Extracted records

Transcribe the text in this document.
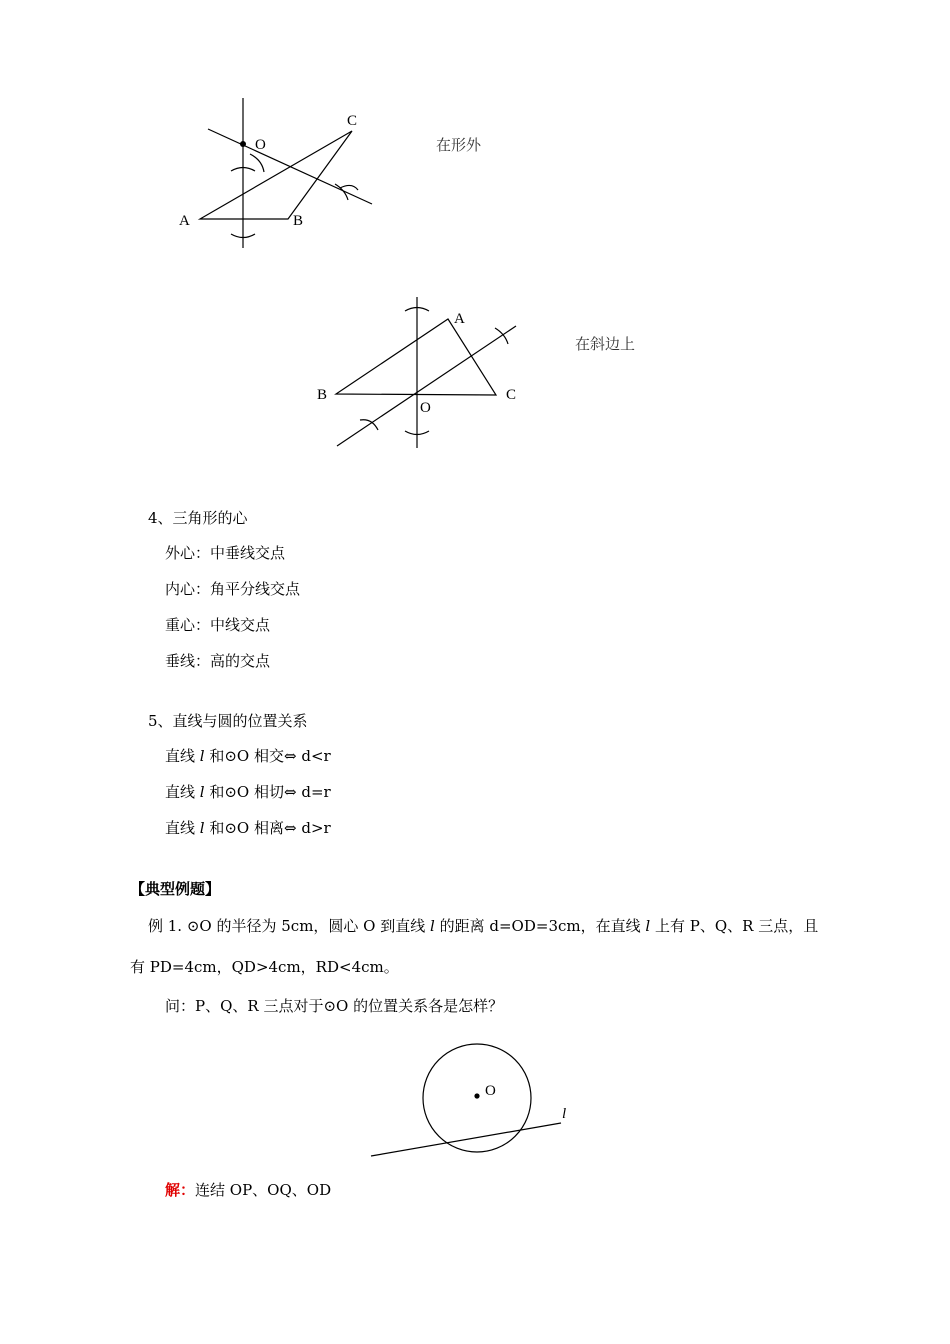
A	B
C
O	在形外
A
B	C
O
在斜边上
4、三角形的心
外心：中垂线交点
内心：角平分线交点
重心：中线交点
垂线：高的交点
5、直线与圆的位置关系
直线 l 和⊙O 相交⇔ d<r
直线 l 和⊙O 相切⇔ d=r
直线 l 和⊙O 相离⇔ d>r
【典型例题】
例 1. ⊙O 的半径为 5cm，圆心 O 到直线 l 的距离 d=OD=3cm，在直线 l 上有 P、Q、R 三点，且
有 PD=4cm，QD>4cm，RD<4cm。
问：P、Q、R 三点对于⊙O 的位置关系各是怎样？
O
l
解：连结 OP、OQ、OD
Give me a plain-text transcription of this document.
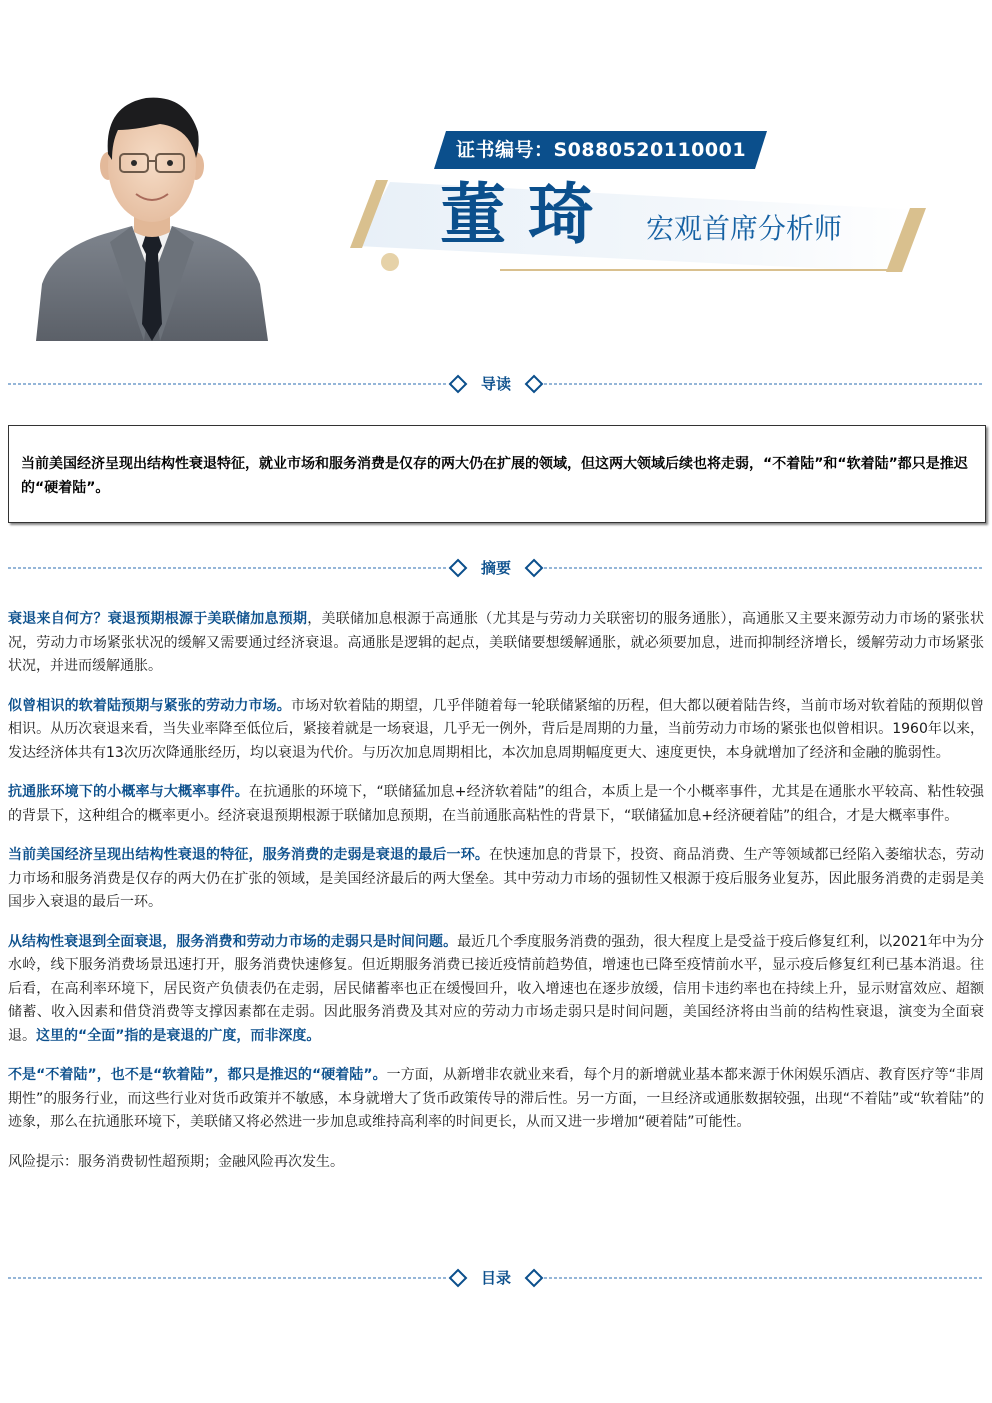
证书编号：S0880520110001
董琦 宏观首席分析师
导读

当前美国经济呈现出结构性衰退特征，就业市场和服务消费是仅存的两大仍在扩展的领域，但这两大领域后续也将走弱，“不着陆”和“软着陆”都只是推迟的“硬着陆”。

摘要

衰退来自何方？衰退预期根源于美联储加息预期，美联储加息根源于高通胀（尤其是与劳动力关联密切的服务通胀），高通胀又主要来源劳动力市场的紧张状况，劳动力市场紧张状况的缓解又需要通过经济衰退。高通胀是逻辑的起点，美联储要想缓解通胀，就必须要加息，进而抑制经济增长，缓解劳动力市场紧张状况，并进而缓解通胀。

似曾相识的软着陆预期与紧张的劳动力市场。市场对软着陆的期望，几乎伴随着每一轮联储紧缩的历程，但大都以硬着陆告终，当前市场对软着陆的预期似曾相识。从历次衰退来看，当失业率降至低位后，紧接着就是一场衰退，几乎无一例外，背后是周期的力量，当前劳动力市场的紧张也似曾相识。1960年以来，发达经济体共有13次历次降通胀经历，均以衰退为代价。与历次加息周期相比，本次加息周期幅度更大、速度更快，本身就增加了经济和金融的脆弱性。

抗通胀环境下的小概率与大概率事件。在抗通胀的环境下，“联储猛加息+经济软着陆”的组合，本质上是一个小概率事件，尤其是在通胀水平较高、粘性较强的背景下，这种组合的概率更小。经济衰退预期根源于联储加息预期，在当前通胀高粘性的背景下，“联储猛加息+经济硬着陆”的组合，才是大概率事件。

当前美国经济呈现出结构性衰退的特征，服务消费的走弱是衰退的最后一环。在快速加息的背景下，投资、商品消费、生产等领域都已经陷入萎缩状态，劳动力市场和服务消费是仅存的两大仍在扩张的领域，是美国经济最后的两大堡垒。其中劳动力市场的强韧性又根源于疫后服务业复苏，因此服务消费的走弱是美国步入衰退的最后一环。

从结构性衰退到全面衰退，服务消费和劳动力市场的走弱只是时间问题。最近几个季度服务消费的强劲，很大程度上是受益于疫后修复红利，以2021年中为分水岭，线下服务消费场景迅速打开，服务消费快速修复。但近期服务消费已接近疫情前趋势值，增速也已降至疫情前水平，显示疫后修复红利已基本消退。往后看，在高利率环境下，居民资产负债表仍在走弱，居民储蓄率也正在缓慢回升，收入增速也在逐步放缓，信用卡违约率也在持续上升，显示财富效应、超额储蓄、收入因素和借贷消费等支撑因素都在走弱。因此服务消费及其对应的劳动力市场走弱只是时间问题，美国经济将由当前的结构性衰退，演变为全面衰退。这里的“全面”指的是衰退的广度，而非深度。

不是“不着陆”，也不是“软着陆”，都只是推迟的“硬着陆”。一方面，从新增非农就业来看，每个月的新增就业基本都来源于休闲娱乐酒店、教育医疗等“非周期性”的服务行业，而这些行业对货币政策并不敏感，本身就增大了货币政策传导的滞后性。另一方面，一旦经济或通胀数据较强，出现“不着陆”或“软着陆”的迹象，那么在抗通胀环境下，美联储又将必然进一步加息或维持高利率的时间更长，从而又进一步增加“硬着陆”可能性。

风险提示：服务消费韧性超预期；金融风险再次发生。

目录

WORK REQUIRED
Reply with the number of lines in the material above that contain "this", and nothing more.

OUTPUT BELOW
2